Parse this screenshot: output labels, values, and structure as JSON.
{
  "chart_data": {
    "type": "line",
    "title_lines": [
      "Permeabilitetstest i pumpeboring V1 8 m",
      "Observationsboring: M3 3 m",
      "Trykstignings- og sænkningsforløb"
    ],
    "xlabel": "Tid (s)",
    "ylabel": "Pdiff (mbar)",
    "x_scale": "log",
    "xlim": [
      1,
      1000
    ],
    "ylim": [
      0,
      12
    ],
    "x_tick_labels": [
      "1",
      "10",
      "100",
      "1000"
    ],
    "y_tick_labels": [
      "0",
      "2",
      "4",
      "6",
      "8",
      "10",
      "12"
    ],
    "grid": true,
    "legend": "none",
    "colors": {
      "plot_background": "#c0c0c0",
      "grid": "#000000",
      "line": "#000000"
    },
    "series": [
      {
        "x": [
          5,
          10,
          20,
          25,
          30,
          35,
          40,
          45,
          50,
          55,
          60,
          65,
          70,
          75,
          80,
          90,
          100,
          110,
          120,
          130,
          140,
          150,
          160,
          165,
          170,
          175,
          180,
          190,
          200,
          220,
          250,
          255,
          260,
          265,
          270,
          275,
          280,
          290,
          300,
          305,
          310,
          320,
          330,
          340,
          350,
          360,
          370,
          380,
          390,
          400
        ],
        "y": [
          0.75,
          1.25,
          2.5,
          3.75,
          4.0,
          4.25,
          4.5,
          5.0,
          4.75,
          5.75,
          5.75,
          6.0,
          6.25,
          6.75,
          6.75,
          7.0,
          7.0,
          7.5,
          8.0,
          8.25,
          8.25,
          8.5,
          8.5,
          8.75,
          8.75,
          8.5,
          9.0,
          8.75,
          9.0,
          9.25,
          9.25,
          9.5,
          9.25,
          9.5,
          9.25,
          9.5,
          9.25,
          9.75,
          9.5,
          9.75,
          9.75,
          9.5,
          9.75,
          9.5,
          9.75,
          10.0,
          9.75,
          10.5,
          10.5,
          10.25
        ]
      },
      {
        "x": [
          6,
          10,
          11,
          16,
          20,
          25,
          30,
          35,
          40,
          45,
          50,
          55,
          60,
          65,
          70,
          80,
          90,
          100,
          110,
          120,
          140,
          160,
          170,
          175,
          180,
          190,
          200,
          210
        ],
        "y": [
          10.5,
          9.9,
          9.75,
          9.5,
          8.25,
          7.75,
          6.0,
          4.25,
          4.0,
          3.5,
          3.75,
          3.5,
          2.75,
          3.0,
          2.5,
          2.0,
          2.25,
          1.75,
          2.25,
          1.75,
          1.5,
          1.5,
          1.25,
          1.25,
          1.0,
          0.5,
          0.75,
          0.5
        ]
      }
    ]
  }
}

**TASK TO COMPLETE:**
Print again each line of the listing above, exactly as it appears.

**RESULT OF THIS EXERCISE:**
Parse this screenshot: output labels, values, and structure as JSON.
{
  "chart_data": {
    "type": "line",
    "title_lines": [
      "Permeabilitetstest i pumpeboring V1 8 m",
      "Observationsboring: M3 3 m",
      "Trykstignings- og sænkningsforløb"
    ],
    "xlabel": "Tid (s)",
    "ylabel": "Pdiff (mbar)",
    "x_scale": "log",
    "xlim": [
      1,
      1000
    ],
    "ylim": [
      0,
      12
    ],
    "x_tick_labels": [
      "1",
      "10",
      "100",
      "1000"
    ],
    "y_tick_labels": [
      "0",
      "2",
      "4",
      "6",
      "8",
      "10",
      "12"
    ],
    "grid": true,
    "legend": "none",
    "colors": {
      "plot_background": "#c0c0c0",
      "grid": "#000000",
      "line": "#000000"
    },
    "series": [
      {
        "x": [
          5,
          10,
          20,
          25,
          30,
          35,
          40,
          45,
          50,
          55,
          60,
          65,
          70,
          75,
          80,
          90,
          100,
          110,
          120,
          130,
          140,
          150,
          160,
          165,
          170,
          175,
          180,
          190,
          200,
          220,
          250,
          255,
          260,
          265,
          270,
          275,
          280,
          290,
          300,
          305,
          310,
          320,
          330,
          340,
          350,
          360,
          370,
          380,
          390,
          400
        ],
        "y": [
          0.75,
          1.25,
          2.5,
          3.75,
          4.0,
          4.25,
          4.5,
          5.0,
          4.75,
          5.75,
          5.75,
          6.0,
          6.25,
          6.75,
          6.75,
          7.0,
          7.0,
          7.5,
          8.0,
          8.25,
          8.25,
          8.5,
          8.5,
          8.75,
          8.75,
          8.5,
          9.0,
          8.75,
          9.0,
          9.25,
          9.25,
          9.5,
          9.25,
          9.5,
          9.25,
          9.5,
          9.25,
          9.75,
          9.5,
          9.75,
          9.75,
          9.5,
          9.75,
          9.5,
          9.75,
          10.0,
          9.75,
          10.5,
          10.5,
          10.25
        ]
      },
      {
        "x": [
          6,
          10,
          11,
          16,
          20,
          25,
          30,
          35,
          40,
          45,
          50,
          55,
          60,
          65,
          70,
          80,
          90,
          100,
          110,
          120,
          140,
          160,
          170,
          175,
          180,
          190,
          200,
          210
        ],
        "y": [
          10.5,
          9.9,
          9.75,
          9.5,
          8.25,
          7.75,
          6.0,
          4.25,
          4.0,
          3.5,
          3.75,
          3.5,
          2.75,
          3.0,
          2.5,
          2.0,
          2.25,
          1.75,
          2.25,
          1.75,
          1.5,
          1.5,
          1.25,
          1.25,
          1.0,
          0.5,
          0.75,
          0.5
        ]
      }
    ]
  }
}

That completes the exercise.